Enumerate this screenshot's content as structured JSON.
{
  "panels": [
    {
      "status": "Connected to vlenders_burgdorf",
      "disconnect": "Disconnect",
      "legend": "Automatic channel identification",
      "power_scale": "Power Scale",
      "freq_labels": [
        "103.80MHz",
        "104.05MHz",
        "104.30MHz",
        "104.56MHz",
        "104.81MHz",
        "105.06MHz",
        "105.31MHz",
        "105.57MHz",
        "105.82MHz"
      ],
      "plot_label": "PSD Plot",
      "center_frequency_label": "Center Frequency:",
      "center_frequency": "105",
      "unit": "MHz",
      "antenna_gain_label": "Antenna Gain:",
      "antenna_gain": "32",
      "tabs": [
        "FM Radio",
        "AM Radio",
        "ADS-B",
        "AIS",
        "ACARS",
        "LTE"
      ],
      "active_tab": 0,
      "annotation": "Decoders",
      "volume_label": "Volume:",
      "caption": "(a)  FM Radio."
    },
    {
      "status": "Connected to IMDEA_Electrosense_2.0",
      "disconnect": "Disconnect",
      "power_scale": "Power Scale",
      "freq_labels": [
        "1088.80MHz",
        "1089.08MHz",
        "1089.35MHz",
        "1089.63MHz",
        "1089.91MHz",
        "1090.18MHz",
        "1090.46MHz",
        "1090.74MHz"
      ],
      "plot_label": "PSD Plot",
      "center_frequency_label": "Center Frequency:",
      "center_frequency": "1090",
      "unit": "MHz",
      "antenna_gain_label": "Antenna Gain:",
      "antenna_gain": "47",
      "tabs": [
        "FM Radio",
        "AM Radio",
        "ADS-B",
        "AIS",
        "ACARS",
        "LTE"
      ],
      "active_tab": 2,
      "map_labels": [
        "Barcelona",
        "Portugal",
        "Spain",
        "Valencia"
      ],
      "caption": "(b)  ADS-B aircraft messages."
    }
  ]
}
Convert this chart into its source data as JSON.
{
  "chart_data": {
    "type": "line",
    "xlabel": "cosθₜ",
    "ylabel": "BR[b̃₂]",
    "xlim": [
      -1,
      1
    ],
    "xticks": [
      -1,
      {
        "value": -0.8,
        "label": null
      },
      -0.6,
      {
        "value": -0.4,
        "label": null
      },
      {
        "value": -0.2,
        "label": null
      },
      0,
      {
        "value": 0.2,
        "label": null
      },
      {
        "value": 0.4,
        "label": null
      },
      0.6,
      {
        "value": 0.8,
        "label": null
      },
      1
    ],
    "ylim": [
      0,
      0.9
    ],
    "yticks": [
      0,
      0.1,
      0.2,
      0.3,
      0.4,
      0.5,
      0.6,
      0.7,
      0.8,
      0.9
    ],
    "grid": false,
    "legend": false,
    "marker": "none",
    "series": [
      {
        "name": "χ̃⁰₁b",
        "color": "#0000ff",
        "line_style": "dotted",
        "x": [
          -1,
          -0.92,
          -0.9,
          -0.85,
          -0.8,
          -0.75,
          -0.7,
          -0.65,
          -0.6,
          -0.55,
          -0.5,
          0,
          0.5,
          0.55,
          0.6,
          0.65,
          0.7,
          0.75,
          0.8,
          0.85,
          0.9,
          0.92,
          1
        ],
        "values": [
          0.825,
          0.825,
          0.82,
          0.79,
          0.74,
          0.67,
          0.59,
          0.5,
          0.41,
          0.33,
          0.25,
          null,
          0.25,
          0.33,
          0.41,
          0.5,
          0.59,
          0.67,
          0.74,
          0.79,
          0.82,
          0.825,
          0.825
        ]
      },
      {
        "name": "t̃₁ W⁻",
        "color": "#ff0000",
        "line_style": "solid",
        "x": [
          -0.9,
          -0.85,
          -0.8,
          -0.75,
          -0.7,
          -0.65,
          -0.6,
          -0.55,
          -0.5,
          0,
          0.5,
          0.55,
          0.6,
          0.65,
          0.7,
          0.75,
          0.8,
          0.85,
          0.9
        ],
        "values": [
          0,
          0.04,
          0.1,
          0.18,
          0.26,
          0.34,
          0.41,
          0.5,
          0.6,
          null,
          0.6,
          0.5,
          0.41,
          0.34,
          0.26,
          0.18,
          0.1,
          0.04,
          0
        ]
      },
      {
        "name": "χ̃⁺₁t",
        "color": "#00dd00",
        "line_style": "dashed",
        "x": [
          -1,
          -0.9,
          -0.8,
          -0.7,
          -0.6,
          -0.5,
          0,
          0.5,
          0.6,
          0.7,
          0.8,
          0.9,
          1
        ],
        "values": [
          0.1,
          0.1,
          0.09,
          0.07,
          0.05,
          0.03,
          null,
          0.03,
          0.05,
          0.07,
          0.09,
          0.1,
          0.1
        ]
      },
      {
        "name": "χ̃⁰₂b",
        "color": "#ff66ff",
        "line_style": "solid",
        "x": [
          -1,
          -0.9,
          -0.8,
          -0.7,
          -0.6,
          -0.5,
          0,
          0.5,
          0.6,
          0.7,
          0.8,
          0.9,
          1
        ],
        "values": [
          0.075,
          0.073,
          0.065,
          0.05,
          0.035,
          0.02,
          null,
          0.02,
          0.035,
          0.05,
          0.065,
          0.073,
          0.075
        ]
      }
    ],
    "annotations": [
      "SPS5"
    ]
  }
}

SET EXERCISE: Exactly reproduce all of the entries.

IN RESPONSE:
Enumerate this screenshot's content as structured JSON.
{
  "panels": [
    {
      "status": "Connected to vlenders_burgdorf",
      "disconnect": "Disconnect",
      "legend": "Automatic channel identification",
      "power_scale": "Power Scale",
      "freq_labels": [
        "103.80MHz",
        "104.05MHz",
        "104.30MHz",
        "104.56MHz",
        "104.81MHz",
        "105.06MHz",
        "105.31MHz",
        "105.57MHz",
        "105.82MHz"
      ],
      "plot_label": "PSD Plot",
      "center_frequency_label": "Center Frequency:",
      "center_frequency": "105",
      "unit": "MHz",
      "antenna_gain_label": "Antenna Gain:",
      "antenna_gain": "32",
      "tabs": [
        "FM Radio",
        "AM Radio",
        "ADS-B",
        "AIS",
        "ACARS",
        "LTE"
      ],
      "active_tab": 0,
      "annotation": "Decoders",
      "volume_label": "Volume:",
      "caption": "(a)  FM Radio."
    },
    {
      "status": "Connected to IMDEA_Electrosense_2.0",
      "disconnect": "Disconnect",
      "power_scale": "Power Scale",
      "freq_labels": [
        "1088.80MHz",
        "1089.08MHz",
        "1089.35MHz",
        "1089.63MHz",
        "1089.91MHz",
        "1090.18MHz",
        "1090.46MHz",
        "1090.74MHz"
      ],
      "plot_label": "PSD Plot",
      "center_frequency_label": "Center Frequency:",
      "center_frequency": "1090",
      "unit": "MHz",
      "antenna_gain_label": "Antenna Gain:",
      "antenna_gain": "47",
      "tabs": [
        "FM Radio",
        "AM Radio",
        "ADS-B",
        "AIS",
        "ACARS",
        "LTE"
      ],
      "active_tab": 2,
      "map_labels": [
        "Barcelona",
        "Portugal",
        "Spain",
        "Valencia"
      ],
      "caption": "(b)  ADS-B aircraft messages."
    }
  ]
}
Convert this chart into its source data as JSON.
{
  "chart_data": {
    "type": "line",
    "xlabel": "cosθₜ",
    "ylabel": "BR[b̃₂]",
    "xlim": [
      -1,
      1
    ],
    "xticks": [
      -1,
      {
        "value": -0.8,
        "label": null
      },
      -0.6,
      {
        "value": -0.4,
        "label": null
      },
      {
        "value": -0.2,
        "label": null
      },
      0,
      {
        "value": 0.2,
        "label": null
      },
      {
        "value": 0.4,
        "label": null
      },
      0.6,
      {
        "value": 0.8,
        "label": null
      },
      1
    ],
    "ylim": [
      0,
      0.9
    ],
    "yticks": [
      0,
      0.1,
      0.2,
      0.3,
      0.4,
      0.5,
      0.6,
      0.7,
      0.8,
      0.9
    ],
    "grid": false,
    "legend": false,
    "marker": "none",
    "series": [
      {
        "name": "χ̃⁰₁b",
        "color": "#0000ff",
        "line_style": "dotted",
        "x": [
          -1,
          -0.92,
          -0.9,
          -0.85,
          -0.8,
          -0.75,
          -0.7,
          -0.65,
          -0.6,
          -0.55,
          -0.5,
          0,
          0.5,
          0.55,
          0.6,
          0.65,
          0.7,
          0.75,
          0.8,
          0.85,
          0.9,
          0.92,
          1
        ],
        "values": [
          0.825,
          0.825,
          0.82,
          0.79,
          0.74,
          0.67,
          0.59,
          0.5,
          0.41,
          0.33,
          0.25,
          null,
          0.25,
          0.33,
          0.41,
          0.5,
          0.59,
          0.67,
          0.74,
          0.79,
          0.82,
          0.825,
          0.825
        ]
      },
      {
        "name": "t̃₁ W⁻",
        "color": "#ff0000",
        "line_style": "solid",
        "x": [
          -0.9,
          -0.85,
          -0.8,
          -0.75,
          -0.7,
          -0.65,
          -0.6,
          -0.55,
          -0.5,
          0,
          0.5,
          0.55,
          0.6,
          0.65,
          0.7,
          0.75,
          0.8,
          0.85,
          0.9
        ],
        "values": [
          0,
          0.04,
          0.1,
          0.18,
          0.26,
          0.34,
          0.41,
          0.5,
          0.6,
          null,
          0.6,
          0.5,
          0.41,
          0.34,
          0.26,
          0.18,
          0.1,
          0.04,
          0
        ]
      },
      {
        "name": "χ̃⁺₁t",
        "color": "#00dd00",
        "line_style": "dashed",
        "x": [
          -1,
          -0.9,
          -0.8,
          -0.7,
          -0.6,
          -0.5,
          0,
          0.5,
          0.6,
          0.7,
          0.8,
          0.9,
          1
        ],
        "values": [
          0.1,
          0.1,
          0.09,
          0.07,
          0.05,
          0.03,
          null,
          0.03,
          0.05,
          0.07,
          0.09,
          0.1,
          0.1
        ]
      },
      {
        "name": "χ̃⁰₂b",
        "color": "#ff66ff",
        "line_style": "solid",
        "x": [
          -1,
          -0.9,
          -0.8,
          -0.7,
          -0.6,
          -0.5,
          0,
          0.5,
          0.6,
          0.7,
          0.8,
          0.9,
          1
        ],
        "values": [
          0.075,
          0.073,
          0.065,
          0.05,
          0.035,
          0.02,
          null,
          0.02,
          0.035,
          0.05,
          0.065,
          0.073,
          0.075
        ]
      }
    ],
    "annotations": [
      "SPS5"
    ]
  }
}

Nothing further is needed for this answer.